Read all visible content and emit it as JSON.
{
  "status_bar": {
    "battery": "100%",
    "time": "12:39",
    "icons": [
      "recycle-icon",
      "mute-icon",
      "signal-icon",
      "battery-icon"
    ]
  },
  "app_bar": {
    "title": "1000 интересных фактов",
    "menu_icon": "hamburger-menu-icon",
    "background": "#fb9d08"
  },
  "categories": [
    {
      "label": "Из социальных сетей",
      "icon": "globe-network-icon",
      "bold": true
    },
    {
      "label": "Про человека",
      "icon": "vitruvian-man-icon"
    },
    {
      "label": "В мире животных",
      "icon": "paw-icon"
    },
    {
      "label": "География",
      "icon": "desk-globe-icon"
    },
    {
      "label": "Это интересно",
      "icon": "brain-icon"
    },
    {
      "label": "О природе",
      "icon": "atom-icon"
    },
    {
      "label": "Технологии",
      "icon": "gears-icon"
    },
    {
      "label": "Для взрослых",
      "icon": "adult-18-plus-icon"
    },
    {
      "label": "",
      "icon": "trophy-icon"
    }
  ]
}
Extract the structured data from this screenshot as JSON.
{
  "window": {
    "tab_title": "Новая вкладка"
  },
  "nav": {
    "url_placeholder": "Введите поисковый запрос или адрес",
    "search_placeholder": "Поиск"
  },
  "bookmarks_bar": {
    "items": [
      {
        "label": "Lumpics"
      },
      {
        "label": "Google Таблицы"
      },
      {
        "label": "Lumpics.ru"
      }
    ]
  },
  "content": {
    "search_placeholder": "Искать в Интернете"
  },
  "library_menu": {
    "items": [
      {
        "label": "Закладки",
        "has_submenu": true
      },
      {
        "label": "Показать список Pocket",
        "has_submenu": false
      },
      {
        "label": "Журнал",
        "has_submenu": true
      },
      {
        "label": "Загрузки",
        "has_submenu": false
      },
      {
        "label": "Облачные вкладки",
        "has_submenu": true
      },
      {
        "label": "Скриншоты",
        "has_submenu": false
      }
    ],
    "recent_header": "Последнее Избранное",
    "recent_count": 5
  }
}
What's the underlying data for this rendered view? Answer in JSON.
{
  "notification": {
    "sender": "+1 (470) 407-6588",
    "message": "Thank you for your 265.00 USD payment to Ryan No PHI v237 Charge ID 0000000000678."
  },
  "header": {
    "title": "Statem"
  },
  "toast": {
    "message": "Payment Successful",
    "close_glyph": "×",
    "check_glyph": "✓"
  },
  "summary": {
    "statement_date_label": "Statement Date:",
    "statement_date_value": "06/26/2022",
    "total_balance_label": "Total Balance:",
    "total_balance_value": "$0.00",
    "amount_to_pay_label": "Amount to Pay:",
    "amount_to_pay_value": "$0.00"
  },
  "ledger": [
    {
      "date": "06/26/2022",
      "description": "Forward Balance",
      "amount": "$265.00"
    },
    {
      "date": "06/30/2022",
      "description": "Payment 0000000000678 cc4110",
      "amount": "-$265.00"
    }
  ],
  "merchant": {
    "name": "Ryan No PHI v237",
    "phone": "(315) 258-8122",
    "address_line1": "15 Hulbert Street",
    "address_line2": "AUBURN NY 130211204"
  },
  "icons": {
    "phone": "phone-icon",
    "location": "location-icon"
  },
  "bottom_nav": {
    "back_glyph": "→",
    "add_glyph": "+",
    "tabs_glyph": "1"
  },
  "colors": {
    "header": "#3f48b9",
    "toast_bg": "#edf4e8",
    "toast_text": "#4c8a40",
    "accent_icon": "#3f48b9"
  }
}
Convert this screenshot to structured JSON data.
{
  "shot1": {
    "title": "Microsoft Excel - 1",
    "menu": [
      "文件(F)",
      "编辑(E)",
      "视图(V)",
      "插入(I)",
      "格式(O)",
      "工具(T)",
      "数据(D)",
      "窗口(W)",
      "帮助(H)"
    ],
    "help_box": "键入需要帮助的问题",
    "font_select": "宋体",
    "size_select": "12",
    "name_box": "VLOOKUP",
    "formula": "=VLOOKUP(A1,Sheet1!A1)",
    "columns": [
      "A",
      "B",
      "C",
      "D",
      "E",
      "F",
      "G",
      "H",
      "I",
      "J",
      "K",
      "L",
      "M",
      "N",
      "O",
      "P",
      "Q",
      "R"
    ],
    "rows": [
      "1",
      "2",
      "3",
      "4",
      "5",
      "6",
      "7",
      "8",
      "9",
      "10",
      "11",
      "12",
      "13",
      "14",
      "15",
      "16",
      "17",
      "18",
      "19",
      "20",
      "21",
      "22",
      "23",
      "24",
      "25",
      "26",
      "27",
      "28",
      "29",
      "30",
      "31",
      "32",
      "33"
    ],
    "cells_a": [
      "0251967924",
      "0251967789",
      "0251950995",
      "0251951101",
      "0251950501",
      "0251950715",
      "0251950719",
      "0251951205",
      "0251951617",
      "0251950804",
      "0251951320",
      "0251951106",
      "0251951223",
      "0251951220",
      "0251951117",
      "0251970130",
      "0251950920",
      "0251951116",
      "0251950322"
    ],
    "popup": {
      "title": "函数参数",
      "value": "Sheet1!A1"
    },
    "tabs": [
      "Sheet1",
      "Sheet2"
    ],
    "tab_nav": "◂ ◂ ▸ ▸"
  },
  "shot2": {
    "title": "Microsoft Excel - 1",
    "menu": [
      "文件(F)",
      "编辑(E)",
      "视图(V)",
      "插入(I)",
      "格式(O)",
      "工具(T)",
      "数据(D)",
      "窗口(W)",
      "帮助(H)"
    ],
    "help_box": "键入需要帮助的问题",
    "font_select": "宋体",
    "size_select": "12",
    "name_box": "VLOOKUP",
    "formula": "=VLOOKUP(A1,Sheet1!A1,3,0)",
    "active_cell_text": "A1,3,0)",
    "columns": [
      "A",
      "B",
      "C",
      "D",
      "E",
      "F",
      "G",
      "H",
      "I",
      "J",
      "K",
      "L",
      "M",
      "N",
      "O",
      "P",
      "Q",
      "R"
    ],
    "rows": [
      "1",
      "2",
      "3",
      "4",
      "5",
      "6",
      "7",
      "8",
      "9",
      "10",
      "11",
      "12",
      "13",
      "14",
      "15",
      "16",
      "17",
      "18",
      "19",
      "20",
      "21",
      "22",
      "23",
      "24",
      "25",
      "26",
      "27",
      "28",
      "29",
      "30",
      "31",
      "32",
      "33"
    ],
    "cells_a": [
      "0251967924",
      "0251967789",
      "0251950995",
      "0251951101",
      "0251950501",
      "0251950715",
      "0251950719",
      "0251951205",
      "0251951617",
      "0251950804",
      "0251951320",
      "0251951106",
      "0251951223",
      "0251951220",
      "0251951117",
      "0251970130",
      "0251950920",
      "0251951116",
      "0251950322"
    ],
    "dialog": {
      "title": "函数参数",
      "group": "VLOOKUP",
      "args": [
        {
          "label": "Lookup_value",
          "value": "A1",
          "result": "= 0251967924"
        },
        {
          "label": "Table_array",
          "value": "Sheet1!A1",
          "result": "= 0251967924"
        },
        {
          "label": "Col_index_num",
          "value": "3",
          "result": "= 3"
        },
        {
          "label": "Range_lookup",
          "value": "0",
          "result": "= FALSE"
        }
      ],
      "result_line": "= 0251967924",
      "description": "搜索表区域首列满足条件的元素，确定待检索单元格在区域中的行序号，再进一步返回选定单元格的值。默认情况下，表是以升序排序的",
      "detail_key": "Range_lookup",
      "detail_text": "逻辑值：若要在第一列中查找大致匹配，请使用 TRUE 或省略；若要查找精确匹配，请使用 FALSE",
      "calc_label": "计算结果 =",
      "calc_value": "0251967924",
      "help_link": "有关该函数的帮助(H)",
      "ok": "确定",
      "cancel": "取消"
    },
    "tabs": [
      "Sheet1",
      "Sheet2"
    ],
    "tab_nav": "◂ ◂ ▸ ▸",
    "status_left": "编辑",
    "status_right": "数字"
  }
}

→ **Exercise aim**
Gather up every line from the listing above in which the word "JSON" occurs.

→ **Final result**
Read all visible content and emit it as JSON.
Extract the structured data from this screenshot as JSON.
What's the underlying data for this rendered view? Answer in JSON.
Convert this screenshot to structured JSON data.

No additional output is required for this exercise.